What is asked:
Show every line below where "ylabel" can be found.
[BEGIN Task inputs]
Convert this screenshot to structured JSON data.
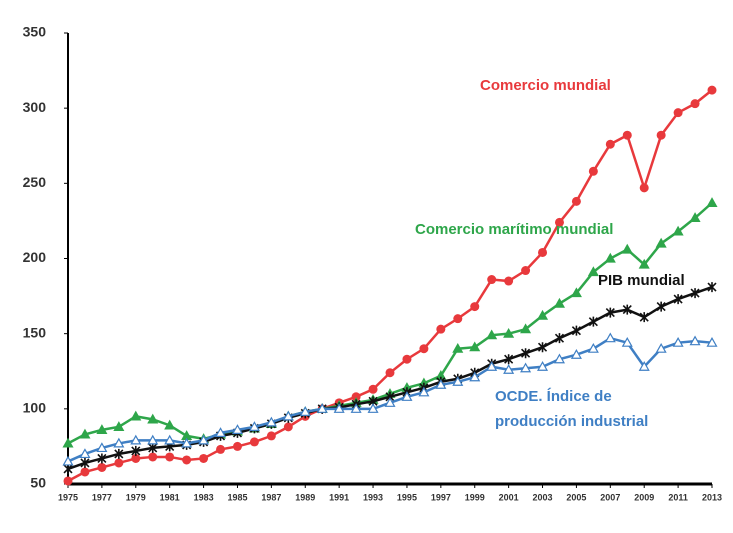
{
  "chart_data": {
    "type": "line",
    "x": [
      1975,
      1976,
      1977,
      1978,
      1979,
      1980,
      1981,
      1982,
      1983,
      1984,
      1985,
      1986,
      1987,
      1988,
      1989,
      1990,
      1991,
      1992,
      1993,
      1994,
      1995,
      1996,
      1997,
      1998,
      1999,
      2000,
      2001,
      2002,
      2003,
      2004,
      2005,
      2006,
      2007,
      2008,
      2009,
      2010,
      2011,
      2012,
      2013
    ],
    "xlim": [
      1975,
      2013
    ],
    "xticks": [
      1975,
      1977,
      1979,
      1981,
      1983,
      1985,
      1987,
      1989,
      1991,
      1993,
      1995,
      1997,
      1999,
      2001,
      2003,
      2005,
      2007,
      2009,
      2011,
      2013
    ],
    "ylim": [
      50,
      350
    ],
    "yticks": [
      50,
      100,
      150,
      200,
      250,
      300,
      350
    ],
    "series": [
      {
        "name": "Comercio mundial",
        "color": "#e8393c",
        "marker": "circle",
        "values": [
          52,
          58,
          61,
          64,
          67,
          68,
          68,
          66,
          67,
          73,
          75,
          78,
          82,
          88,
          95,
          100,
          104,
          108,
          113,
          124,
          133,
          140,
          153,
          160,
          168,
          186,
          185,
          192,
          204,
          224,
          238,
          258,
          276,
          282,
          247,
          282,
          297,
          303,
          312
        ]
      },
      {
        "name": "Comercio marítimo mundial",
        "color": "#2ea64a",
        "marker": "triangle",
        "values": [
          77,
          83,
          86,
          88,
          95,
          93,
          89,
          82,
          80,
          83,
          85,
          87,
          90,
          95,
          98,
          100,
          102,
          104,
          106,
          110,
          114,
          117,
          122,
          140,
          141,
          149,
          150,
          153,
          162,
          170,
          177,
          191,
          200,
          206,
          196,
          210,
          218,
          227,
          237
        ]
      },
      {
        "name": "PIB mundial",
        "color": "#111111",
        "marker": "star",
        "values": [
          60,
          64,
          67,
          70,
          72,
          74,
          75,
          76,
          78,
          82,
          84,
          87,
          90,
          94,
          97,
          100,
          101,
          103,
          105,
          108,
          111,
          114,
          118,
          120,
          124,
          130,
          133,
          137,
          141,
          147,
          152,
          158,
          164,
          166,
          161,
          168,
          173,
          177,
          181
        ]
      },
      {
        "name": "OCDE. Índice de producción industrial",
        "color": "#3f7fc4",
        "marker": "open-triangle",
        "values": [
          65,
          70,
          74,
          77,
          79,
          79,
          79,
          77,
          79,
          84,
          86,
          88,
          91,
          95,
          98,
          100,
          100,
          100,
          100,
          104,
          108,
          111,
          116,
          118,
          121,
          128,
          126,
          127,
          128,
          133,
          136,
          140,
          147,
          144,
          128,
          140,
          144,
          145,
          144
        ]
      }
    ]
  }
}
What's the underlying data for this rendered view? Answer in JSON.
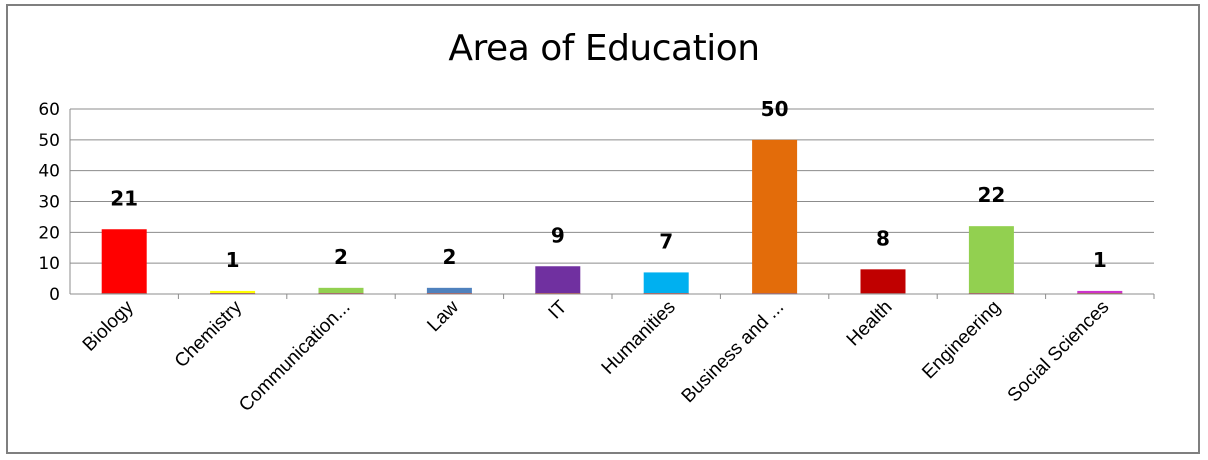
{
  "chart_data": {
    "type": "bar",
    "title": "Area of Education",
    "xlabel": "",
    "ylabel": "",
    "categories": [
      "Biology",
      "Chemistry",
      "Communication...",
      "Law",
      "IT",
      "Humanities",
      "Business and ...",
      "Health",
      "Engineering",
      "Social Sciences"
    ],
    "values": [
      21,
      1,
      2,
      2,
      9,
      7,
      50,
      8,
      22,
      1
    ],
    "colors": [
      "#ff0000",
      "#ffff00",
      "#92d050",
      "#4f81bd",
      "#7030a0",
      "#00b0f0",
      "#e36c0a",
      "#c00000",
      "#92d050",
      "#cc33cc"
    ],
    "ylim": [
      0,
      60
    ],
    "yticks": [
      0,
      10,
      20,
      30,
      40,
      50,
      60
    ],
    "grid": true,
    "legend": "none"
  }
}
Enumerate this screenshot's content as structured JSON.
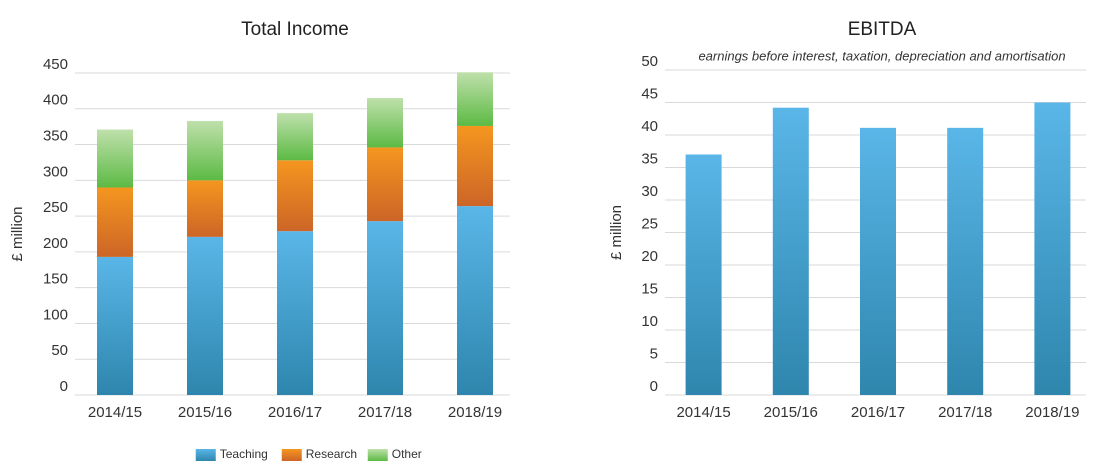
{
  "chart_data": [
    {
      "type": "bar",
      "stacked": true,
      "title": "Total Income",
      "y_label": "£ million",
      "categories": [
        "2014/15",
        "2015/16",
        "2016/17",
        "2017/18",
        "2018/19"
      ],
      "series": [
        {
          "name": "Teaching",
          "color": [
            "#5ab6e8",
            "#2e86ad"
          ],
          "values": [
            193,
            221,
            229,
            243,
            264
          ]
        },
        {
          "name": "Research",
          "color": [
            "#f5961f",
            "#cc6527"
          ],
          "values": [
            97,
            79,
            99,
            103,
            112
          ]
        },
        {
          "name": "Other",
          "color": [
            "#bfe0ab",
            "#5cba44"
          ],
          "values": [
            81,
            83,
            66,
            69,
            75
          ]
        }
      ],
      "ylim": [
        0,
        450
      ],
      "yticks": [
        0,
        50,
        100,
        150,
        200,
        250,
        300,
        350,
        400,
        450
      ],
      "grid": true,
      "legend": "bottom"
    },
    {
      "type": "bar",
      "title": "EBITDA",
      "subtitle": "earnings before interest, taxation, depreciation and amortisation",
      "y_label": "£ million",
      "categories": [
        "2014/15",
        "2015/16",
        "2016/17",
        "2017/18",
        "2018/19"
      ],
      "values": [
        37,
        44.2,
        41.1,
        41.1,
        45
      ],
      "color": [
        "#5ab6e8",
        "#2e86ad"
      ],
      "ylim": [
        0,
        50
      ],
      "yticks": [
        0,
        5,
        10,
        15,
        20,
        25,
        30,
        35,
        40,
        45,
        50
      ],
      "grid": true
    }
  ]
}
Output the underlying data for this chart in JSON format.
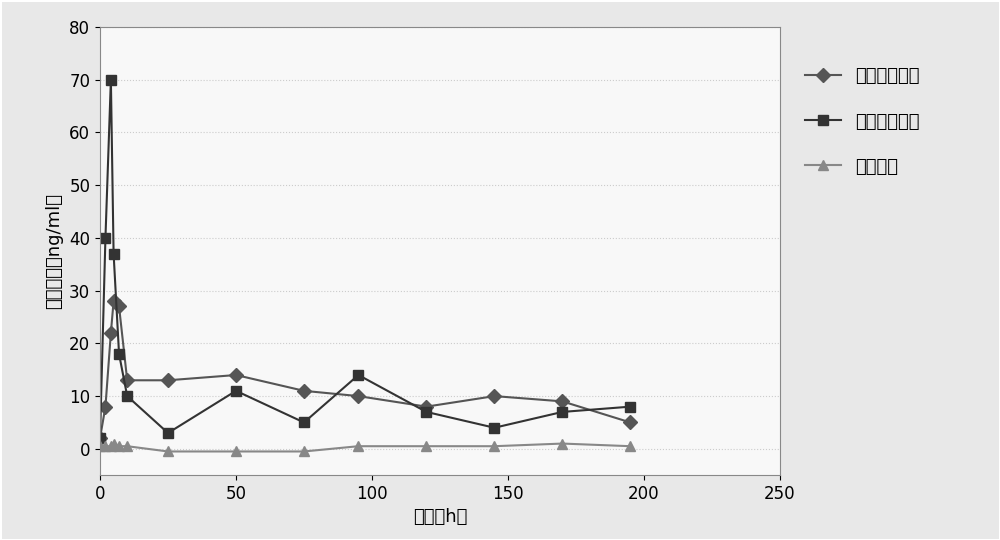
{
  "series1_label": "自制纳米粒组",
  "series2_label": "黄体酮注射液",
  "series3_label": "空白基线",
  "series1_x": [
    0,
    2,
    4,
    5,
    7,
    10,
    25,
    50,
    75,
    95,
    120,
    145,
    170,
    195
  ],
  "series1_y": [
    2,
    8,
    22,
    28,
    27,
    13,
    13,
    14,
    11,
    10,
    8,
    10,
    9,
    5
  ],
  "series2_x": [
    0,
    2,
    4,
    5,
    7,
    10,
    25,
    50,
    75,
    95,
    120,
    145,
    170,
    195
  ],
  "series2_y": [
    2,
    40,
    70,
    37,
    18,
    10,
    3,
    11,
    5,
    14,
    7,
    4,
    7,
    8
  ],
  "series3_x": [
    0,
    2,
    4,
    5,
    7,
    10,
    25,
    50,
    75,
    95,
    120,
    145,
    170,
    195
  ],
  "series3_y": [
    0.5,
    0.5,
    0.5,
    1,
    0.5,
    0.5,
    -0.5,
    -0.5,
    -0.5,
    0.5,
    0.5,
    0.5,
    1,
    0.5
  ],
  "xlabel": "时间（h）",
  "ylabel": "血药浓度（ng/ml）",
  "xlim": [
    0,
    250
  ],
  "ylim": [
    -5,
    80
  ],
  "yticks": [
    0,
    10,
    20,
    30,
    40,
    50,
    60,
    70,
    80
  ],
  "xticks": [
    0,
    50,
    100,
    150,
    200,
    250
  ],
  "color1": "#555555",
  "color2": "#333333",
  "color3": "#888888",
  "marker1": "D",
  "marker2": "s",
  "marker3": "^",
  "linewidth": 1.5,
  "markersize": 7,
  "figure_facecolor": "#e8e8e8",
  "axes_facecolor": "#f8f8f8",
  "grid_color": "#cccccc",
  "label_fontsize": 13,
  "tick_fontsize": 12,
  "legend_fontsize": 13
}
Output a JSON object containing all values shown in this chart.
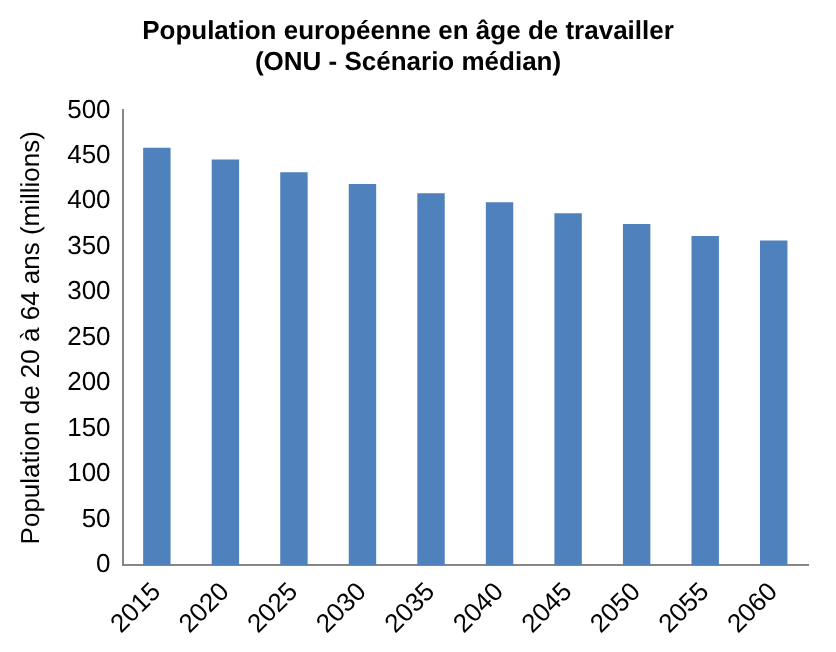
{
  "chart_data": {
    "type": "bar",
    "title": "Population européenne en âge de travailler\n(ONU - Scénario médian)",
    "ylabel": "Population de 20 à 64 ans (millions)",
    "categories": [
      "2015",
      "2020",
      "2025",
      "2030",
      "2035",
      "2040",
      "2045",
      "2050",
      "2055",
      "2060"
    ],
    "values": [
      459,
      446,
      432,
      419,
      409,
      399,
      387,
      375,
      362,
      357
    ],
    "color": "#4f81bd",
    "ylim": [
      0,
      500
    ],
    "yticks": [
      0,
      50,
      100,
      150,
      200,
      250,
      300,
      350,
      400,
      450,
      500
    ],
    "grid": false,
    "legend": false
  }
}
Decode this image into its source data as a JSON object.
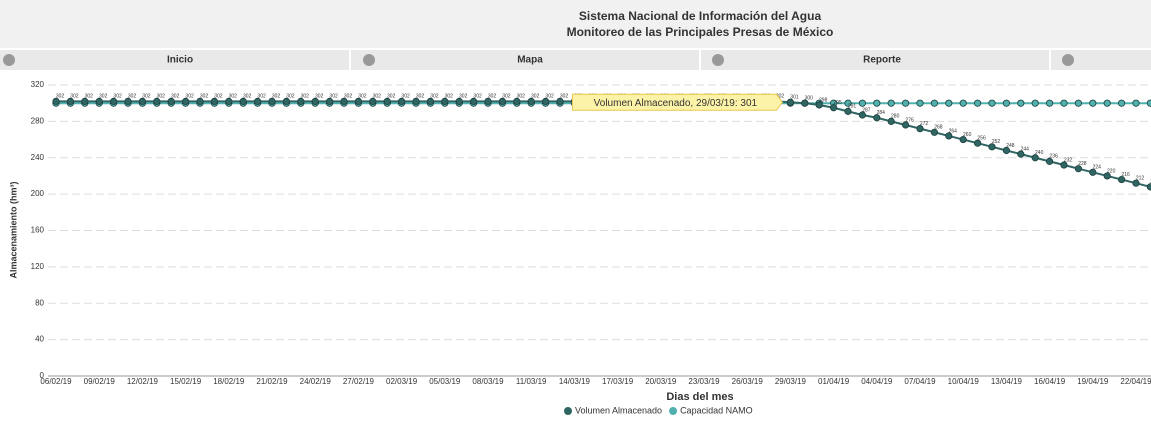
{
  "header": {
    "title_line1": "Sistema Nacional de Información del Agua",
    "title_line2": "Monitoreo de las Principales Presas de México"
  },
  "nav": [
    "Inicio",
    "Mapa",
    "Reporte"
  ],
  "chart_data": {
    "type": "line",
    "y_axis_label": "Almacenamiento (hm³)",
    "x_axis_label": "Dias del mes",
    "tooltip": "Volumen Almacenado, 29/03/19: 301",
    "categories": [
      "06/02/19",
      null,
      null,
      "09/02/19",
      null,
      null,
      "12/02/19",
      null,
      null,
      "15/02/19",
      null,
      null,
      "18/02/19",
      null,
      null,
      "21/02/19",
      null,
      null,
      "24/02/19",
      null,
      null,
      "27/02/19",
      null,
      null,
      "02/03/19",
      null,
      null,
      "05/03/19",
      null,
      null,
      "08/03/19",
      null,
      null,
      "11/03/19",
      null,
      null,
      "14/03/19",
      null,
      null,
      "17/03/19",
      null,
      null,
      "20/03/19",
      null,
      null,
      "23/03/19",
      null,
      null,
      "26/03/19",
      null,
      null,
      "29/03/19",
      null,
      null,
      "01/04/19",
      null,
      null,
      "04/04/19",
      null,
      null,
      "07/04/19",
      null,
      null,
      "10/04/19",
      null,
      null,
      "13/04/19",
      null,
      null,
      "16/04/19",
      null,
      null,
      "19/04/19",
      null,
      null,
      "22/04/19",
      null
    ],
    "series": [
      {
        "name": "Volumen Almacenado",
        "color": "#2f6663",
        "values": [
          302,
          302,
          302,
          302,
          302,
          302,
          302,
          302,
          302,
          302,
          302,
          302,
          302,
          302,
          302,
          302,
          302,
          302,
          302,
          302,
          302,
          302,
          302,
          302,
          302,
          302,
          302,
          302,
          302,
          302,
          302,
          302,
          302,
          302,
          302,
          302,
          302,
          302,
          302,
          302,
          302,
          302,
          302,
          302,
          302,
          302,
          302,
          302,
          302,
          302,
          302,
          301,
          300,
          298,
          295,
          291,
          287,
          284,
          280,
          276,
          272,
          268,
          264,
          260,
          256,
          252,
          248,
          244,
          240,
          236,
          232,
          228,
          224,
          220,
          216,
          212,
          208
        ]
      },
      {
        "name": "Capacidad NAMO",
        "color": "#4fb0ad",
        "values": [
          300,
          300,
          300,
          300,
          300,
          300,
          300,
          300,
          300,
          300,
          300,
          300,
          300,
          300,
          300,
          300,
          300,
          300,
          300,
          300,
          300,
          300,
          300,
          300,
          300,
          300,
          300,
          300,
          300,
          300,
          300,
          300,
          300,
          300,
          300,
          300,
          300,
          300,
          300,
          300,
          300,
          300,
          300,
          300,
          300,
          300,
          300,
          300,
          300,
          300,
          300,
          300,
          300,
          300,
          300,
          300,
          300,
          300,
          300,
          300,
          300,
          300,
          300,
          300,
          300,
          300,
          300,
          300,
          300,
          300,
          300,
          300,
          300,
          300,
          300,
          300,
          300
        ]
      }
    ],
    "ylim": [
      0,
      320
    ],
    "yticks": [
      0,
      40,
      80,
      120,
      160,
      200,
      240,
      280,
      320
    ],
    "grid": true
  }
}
[END Task inputs]
Exercise answer:
    "ylabel": "",
  "ylabel": "血药浓度（ng/ml）",
    "ylabel": "Population de 20 à 64 ans (millions)",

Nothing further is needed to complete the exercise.